***** Extracted data

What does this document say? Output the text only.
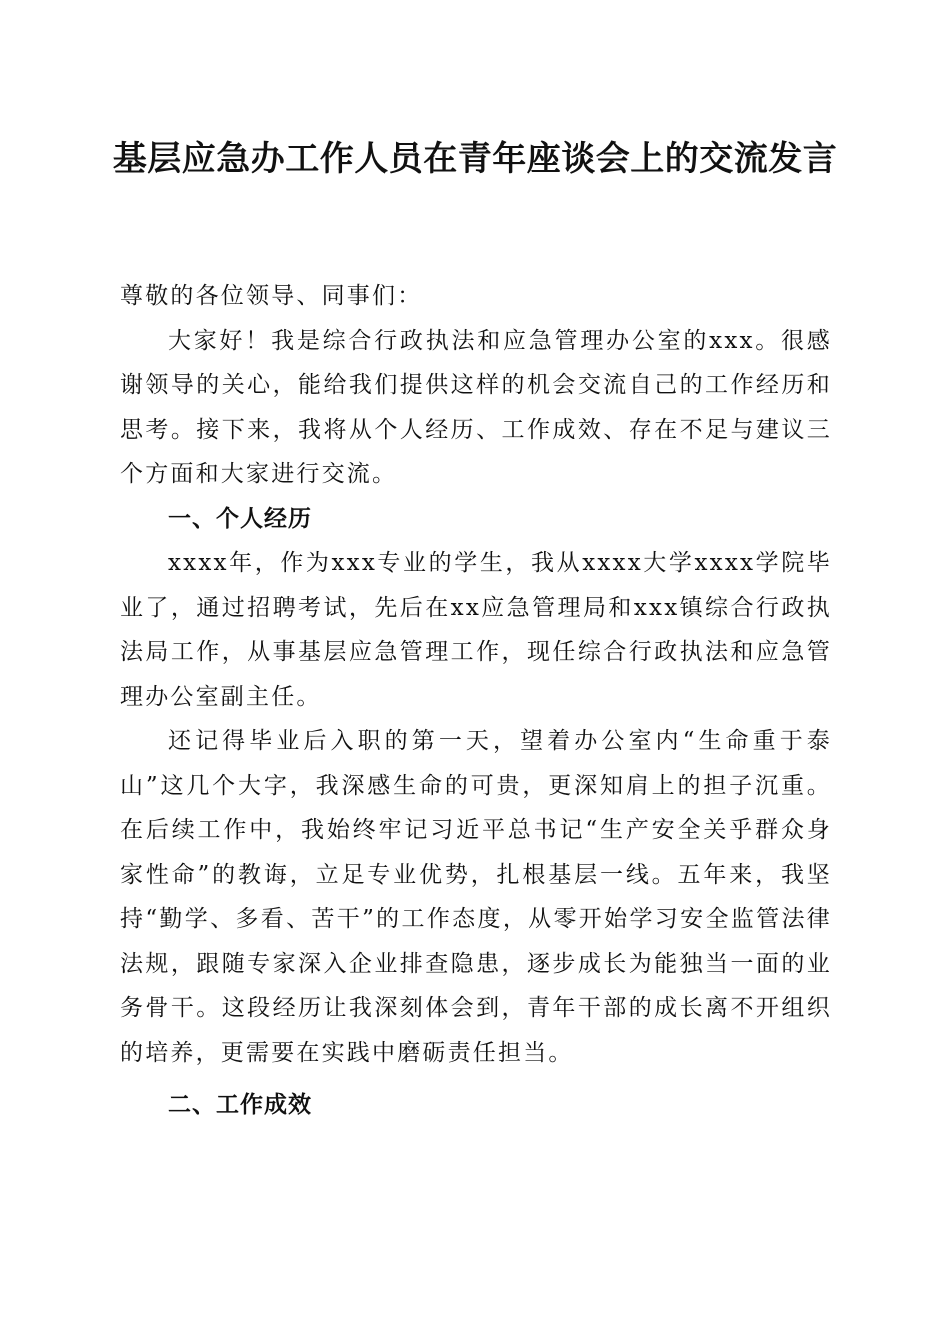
基层应急办工作人员在青年座谈会上的交流发言

尊敬的各位领导、同事们：

大家好！我是综合行政执法和应急管理办公室的xxx。很感谢领导的关心，能给我们提供这样的机会交流自己的工作经历和思考。接下来，我将从个人经历、工作成效、存在不足与建议三个方面和大家进行交流。

一、个人经历

xxxx年，作为xxx专业的学生，我从xxxx大学xxxx学院毕业了，通过招聘考试，先后在xx应急管理局和xxx镇综合行政执法局工作，从事基层应急管理工作，现任综合行政执法和应急管理办公室副主任。

还记得毕业后入职的第一天，望着办公室内“生命重于泰山”这几个大字，我深感生命的可贵，更深知肩上的担子沉重。在后续工作中，我始终牢记习近平总书记“生产安全关乎群众身家性命”的教诲，立足专业优势，扎根基层一线。五年来，我坚持“勤学、多看、苦干”的工作态度，从零开始学习安全监管法律法规，跟随专家深入企业排查隐患，逐步成长为能独当一面的业务骨干。这段经历让我深刻体会到，青年干部的成长离不开组织的培养，更需要在实践中磨砺责任担当。

二、工作成效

**********

• Requirements: Repeat the records above exactly, leaving out any pictures they contain.

• Written answer:
What does this document say? Output the text only.
基层应急办工作人员在青年座谈会上的交流发言

尊敬的各位领导、同事们：

大家好！我是综合行政执法和应急管理办公室的xxx。很感谢领导的关心，能给我们提供这样的机会交流自己的工作经历和思考。接下来，我将从个人经历、工作成效、存在不足与建议三个方面和大家进行交流。

一、个人经历

xxxx年，作为xxx专业的学生，我从xxxx大学xxxx学院毕业了，通过招聘考试，先后在xx应急管理局和xxx镇综合行政执法局工作，从事基层应急管理工作，现任综合行政执法和应急管理办公室副主任。

还记得毕业后入职的第一天，望着办公室内“生命重于泰山”这几个大字，我深感生命的可贵，更深知肩上的担子沉重。在后续工作中，我始终牢记习近平总书记“生产安全关乎群众身家性命”的教诲，立足专业优势，扎根基层一线。五年来，我坚持“勤学、多看、苦干”的工作态度，从零开始学习安全监管法律法规，跟随专家深入企业排查隐患，逐步成长为能独当一面的业务骨干。这段经历让我深刻体会到，青年干部的成长离不开组织的培养，更需要在实践中磨砺责任担当。

二、工作成效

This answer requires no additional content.